> _Written instruction_: Retype, exactly and with nothing added, the lines from the one showing "Decode this image" through the final line of the material. Omit pictures.

-- Start of Recorded information --

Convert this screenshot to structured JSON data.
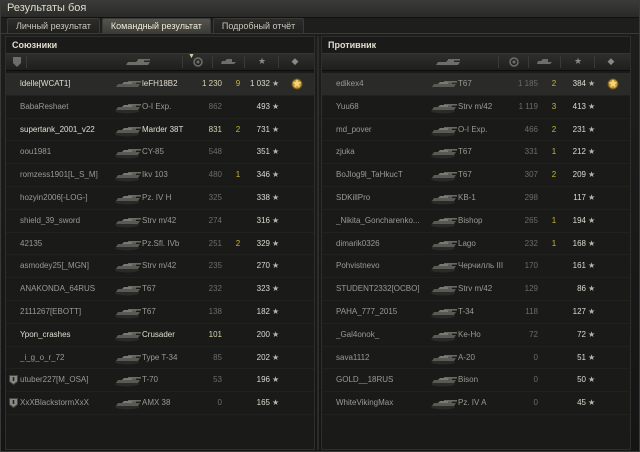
{
  "window": {
    "title": "Результаты боя"
  },
  "tabs": [
    {
      "label": "Личный результат",
      "active": false
    },
    {
      "label": "Командный результат",
      "active": true
    },
    {
      "label": "Подробный отчёт",
      "active": false
    }
  ],
  "allies": {
    "title": "Союзники",
    "rows": [
      {
        "name": "ldelle[WCAT1]",
        "vehicle": "leFH18B2",
        "damage": "1 230",
        "kills": "9",
        "xp": "1 032",
        "highlight": true,
        "medal": true,
        "platoon": false,
        "bright": true
      },
      {
        "name": "BabaReshaet",
        "vehicle": "O-I Exp.",
        "damage": "862",
        "kills": "",
        "xp": "493",
        "highlight": false,
        "medal": false,
        "platoon": false,
        "bright": false
      },
      {
        "name": "supertank_2001_v22",
        "vehicle": "Marder 38T",
        "damage": "831",
        "kills": "2",
        "xp": "731",
        "highlight": false,
        "medal": false,
        "platoon": false,
        "bright": true
      },
      {
        "name": "oou1981",
        "vehicle": "CY-85",
        "damage": "548",
        "kills": "",
        "xp": "351",
        "highlight": false,
        "medal": false,
        "platoon": false,
        "bright": false
      },
      {
        "name": "romzess1901[L_S_M]",
        "vehicle": "Ikv 103",
        "damage": "480",
        "kills": "1",
        "xp": "346",
        "highlight": false,
        "medal": false,
        "platoon": false,
        "bright": false
      },
      {
        "name": "hozyin2006[-LOG-]",
        "vehicle": "Pz. IV H",
        "damage": "325",
        "kills": "",
        "xp": "338",
        "highlight": false,
        "medal": false,
        "platoon": false,
        "bright": false
      },
      {
        "name": "shield_39_sword",
        "vehicle": "Strv m/42",
        "damage": "274",
        "kills": "",
        "xp": "316",
        "highlight": false,
        "medal": false,
        "platoon": false,
        "bright": false
      },
      {
        "name": "42135",
        "vehicle": "Pz.Sfl. IVb",
        "damage": "251",
        "kills": "2",
        "xp": "329",
        "highlight": false,
        "medal": false,
        "platoon": false,
        "bright": false
      },
      {
        "name": "asmodey25[_MGN]",
        "vehicle": "Strv m/42",
        "damage": "235",
        "kills": "",
        "xp": "270",
        "highlight": false,
        "medal": false,
        "platoon": false,
        "bright": false
      },
      {
        "name": "ANAKONDA_64RUS",
        "vehicle": "T67",
        "damage": "232",
        "kills": "",
        "xp": "323",
        "highlight": false,
        "medal": false,
        "platoon": false,
        "bright": false
      },
      {
        "name": "2111267[EBOTT]",
        "vehicle": "T67",
        "damage": "138",
        "kills": "",
        "xp": "182",
        "highlight": false,
        "medal": false,
        "platoon": false,
        "bright": false
      },
      {
        "name": "Ypon_crashes",
        "vehicle": "Crusader",
        "damage": "101",
        "kills": "",
        "xp": "200",
        "highlight": false,
        "medal": false,
        "platoon": false,
        "bright": true,
        "yellow": true
      },
      {
        "name": "_i_g_o_r_72",
        "vehicle": "Type T-34",
        "damage": "85",
        "kills": "",
        "xp": "202",
        "highlight": false,
        "medal": false,
        "platoon": false,
        "bright": false
      },
      {
        "name": "utuber227[M_OSA]",
        "vehicle": "T-70",
        "damage": "53",
        "kills": "",
        "xp": "196",
        "highlight": false,
        "medal": false,
        "platoon": true,
        "bright": false
      },
      {
        "name": "XxXBlackstormXxX",
        "vehicle": "AMX 38",
        "damage": "0",
        "kills": "",
        "xp": "165",
        "highlight": false,
        "medal": false,
        "platoon": true,
        "bright": false
      }
    ]
  },
  "enemies": {
    "title": "Противник",
    "rows": [
      {
        "name": "edikex4",
        "vehicle": "T67",
        "damage": "1 185",
        "kills": "2",
        "xp": "384",
        "highlight": true,
        "medal": true
      },
      {
        "name": "Yuu68",
        "vehicle": "Strv m/42",
        "damage": "1 119",
        "kills": "3",
        "xp": "413"
      },
      {
        "name": "md_pover",
        "vehicle": "O-I Exp.",
        "damage": "466",
        "kills": "2",
        "xp": "231"
      },
      {
        "name": "zjuka",
        "vehicle": "T67",
        "damage": "331",
        "kills": "1",
        "xp": "212"
      },
      {
        "name": "BoJlog9l_TaHkucT",
        "vehicle": "T67",
        "damage": "307",
        "kills": "2",
        "xp": "209"
      },
      {
        "name": "SDKillPro",
        "vehicle": "KB-1",
        "damage": "298",
        "kills": "",
        "xp": "117"
      },
      {
        "name": "_Nikita_Goncharenko...",
        "vehicle": "Bishop",
        "damage": "265",
        "kills": "1",
        "xp": "194"
      },
      {
        "name": "dimarik0326",
        "vehicle": "Lago",
        "damage": "232",
        "kills": "1",
        "xp": "168"
      },
      {
        "name": "Pohvistnevo",
        "vehicle": "Черчилль III",
        "damage": "170",
        "kills": "",
        "xp": "161"
      },
      {
        "name": "STUDENT2332[OCBO]",
        "vehicle": "Strv m/42",
        "damage": "129",
        "kills": "",
        "xp": "86"
      },
      {
        "name": "PAHA_777_2015",
        "vehicle": "T-34",
        "damage": "118",
        "kills": "",
        "xp": "127"
      },
      {
        "name": "_Gal4onok_",
        "vehicle": "Ke-Ho",
        "damage": "72",
        "kills": "",
        "xp": "72"
      },
      {
        "name": "sava1112",
        "vehicle": "A-20",
        "damage": "0",
        "kills": "",
        "xp": "51"
      },
      {
        "name": "GOLD__18RUS",
        "vehicle": "Bison",
        "damage": "0",
        "kills": "",
        "xp": "50"
      },
      {
        "name": "WhiteVikingMax",
        "vehicle": "Pz. IV A",
        "damage": "0",
        "kills": "",
        "xp": "45"
      }
    ]
  },
  "colors": {
    "xp": "#dcdad0",
    "kills": "#c7b63c",
    "muted": "#6c6c66",
    "bright": "#e0ddce"
  },
  "icons": {
    "star": "★",
    "platoon": "platoon-icon",
    "medal": "medal-icon",
    "tank": "tank-icon"
  }
}
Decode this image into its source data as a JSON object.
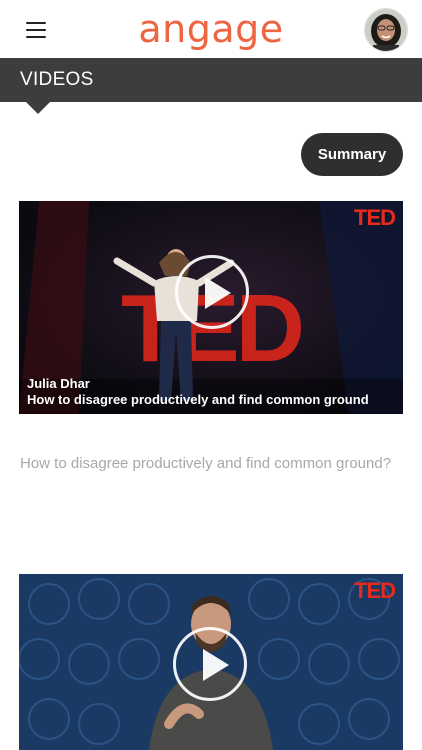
{
  "header": {
    "logo_text": "angage",
    "menu_icon": "hamburger-menu-icon",
    "avatar_icon": "user-avatar"
  },
  "section": {
    "title": "VIDEOS"
  },
  "actions": {
    "summary_label": "Summary"
  },
  "videos": [
    {
      "badge": "TED",
      "speaker": "Julia Dhar",
      "title": "How to disagree productively and find common ground",
      "description": "How to disagree productively and find common ground?"
    },
    {
      "badge": "TED"
    }
  ],
  "colors": {
    "brand": "#ef6441",
    "section_bar": "#3d3d3d",
    "ted_red": "#e62b1e",
    "description_text": "#a8a8a8"
  }
}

-- End of Recorded information --

> _Output of the exercise_:
Decode this image into its source data as a JSON object.
{
  "header": {
    "logo_text": "angage",
    "menu_icon": "hamburger-menu-icon",
    "avatar_icon": "user-avatar"
  },
  "section": {
    "title": "VIDEOS"
  },
  "actions": {
    "summary_label": "Summary"
  },
  "videos": [
    {
      "badge": "TED",
      "speaker": "Julia Dhar",
      "title": "How to disagree productively and find common ground",
      "description": "How to disagree productively and find common ground?"
    },
    {
      "badge": "TED"
    }
  ],
  "colors": {
    "brand": "#ef6441",
    "section_bar": "#3d3d3d",
    "ted_red": "#e62b1e",
    "description_text": "#a8a8a8"
  }
}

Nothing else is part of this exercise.